_Material provided_

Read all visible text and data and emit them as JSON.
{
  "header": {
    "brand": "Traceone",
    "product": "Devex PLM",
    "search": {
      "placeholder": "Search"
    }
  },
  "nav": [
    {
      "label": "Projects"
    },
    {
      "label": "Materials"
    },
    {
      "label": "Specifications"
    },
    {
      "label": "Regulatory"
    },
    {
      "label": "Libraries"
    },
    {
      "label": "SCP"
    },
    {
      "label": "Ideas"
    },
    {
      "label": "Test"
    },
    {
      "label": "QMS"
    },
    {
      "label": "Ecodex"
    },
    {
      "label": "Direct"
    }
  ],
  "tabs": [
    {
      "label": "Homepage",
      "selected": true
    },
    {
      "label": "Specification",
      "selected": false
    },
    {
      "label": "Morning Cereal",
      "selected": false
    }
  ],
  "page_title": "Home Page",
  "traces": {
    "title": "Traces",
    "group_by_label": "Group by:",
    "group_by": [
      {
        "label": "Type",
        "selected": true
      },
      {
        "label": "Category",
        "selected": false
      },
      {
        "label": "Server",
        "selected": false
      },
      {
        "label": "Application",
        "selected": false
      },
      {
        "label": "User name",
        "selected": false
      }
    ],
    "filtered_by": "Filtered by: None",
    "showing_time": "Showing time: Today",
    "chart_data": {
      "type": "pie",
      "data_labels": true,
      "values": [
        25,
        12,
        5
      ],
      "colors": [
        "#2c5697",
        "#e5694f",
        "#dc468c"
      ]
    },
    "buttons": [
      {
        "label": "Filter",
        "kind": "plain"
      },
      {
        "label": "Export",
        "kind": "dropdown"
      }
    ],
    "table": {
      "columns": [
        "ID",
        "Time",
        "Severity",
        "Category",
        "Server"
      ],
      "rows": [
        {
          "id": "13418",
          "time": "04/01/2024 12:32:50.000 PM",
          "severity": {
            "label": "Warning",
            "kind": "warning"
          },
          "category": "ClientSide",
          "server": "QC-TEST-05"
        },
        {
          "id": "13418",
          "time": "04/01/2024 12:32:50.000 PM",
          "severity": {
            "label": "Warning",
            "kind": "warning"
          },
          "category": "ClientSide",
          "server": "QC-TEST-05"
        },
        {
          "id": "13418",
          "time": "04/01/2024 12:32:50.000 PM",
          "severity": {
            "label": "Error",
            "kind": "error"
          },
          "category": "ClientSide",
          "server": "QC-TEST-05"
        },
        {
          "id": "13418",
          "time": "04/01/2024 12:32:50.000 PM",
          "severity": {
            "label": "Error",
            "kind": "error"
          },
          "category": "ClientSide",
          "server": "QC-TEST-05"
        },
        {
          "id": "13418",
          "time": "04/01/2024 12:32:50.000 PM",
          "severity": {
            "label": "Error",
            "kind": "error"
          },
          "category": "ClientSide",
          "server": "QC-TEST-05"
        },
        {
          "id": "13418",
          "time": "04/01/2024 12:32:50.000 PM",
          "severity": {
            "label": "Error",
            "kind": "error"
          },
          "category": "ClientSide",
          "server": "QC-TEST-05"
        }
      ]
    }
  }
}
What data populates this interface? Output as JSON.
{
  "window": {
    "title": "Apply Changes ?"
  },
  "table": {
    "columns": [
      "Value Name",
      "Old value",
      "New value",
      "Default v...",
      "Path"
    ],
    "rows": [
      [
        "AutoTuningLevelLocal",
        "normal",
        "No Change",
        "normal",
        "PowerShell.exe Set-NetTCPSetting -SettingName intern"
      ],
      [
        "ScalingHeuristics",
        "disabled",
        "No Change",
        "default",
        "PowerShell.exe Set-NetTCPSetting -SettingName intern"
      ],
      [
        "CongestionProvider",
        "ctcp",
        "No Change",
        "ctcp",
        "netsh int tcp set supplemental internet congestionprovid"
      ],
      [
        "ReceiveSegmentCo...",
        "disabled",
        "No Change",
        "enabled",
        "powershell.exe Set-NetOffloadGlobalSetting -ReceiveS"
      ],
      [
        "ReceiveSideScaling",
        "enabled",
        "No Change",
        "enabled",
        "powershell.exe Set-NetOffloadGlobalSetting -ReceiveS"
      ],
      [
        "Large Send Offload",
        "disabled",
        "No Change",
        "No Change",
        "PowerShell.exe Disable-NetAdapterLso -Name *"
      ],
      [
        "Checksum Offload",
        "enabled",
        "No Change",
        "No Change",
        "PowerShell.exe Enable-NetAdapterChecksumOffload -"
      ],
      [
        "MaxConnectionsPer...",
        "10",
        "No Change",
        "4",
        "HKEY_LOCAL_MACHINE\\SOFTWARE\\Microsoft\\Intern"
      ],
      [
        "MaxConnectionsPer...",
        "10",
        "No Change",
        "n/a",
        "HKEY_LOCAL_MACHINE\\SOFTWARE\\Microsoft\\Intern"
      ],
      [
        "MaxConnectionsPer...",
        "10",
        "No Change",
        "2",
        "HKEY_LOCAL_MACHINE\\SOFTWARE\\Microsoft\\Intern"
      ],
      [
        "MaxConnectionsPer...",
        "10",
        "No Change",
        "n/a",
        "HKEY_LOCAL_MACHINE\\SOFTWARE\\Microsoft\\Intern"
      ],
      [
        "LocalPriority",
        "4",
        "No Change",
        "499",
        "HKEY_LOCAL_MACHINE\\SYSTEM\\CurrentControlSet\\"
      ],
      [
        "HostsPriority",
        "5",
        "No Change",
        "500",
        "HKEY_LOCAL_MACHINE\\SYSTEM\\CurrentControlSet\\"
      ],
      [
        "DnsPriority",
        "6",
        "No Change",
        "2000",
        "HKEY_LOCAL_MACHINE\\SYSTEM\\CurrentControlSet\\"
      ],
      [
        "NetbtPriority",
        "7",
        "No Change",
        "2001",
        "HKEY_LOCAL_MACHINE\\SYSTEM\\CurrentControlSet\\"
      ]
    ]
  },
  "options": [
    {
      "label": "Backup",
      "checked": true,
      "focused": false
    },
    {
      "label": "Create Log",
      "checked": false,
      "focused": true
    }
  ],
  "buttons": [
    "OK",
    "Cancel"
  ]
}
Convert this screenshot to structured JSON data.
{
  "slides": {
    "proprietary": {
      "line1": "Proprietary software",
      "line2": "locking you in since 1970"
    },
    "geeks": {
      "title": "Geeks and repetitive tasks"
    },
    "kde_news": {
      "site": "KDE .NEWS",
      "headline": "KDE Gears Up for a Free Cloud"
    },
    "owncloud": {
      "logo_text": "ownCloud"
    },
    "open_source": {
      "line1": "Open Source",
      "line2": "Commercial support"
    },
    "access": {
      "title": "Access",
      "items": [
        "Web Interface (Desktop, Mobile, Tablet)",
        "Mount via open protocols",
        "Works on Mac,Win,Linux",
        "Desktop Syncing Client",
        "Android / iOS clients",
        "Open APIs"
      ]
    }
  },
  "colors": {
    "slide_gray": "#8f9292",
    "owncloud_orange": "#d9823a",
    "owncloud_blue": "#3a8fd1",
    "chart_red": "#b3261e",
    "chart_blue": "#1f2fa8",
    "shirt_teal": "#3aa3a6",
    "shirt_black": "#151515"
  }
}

_Objective_
In the records above, how many lines include the string "JSON"? Answer with only the number.

_Exercise answer_
3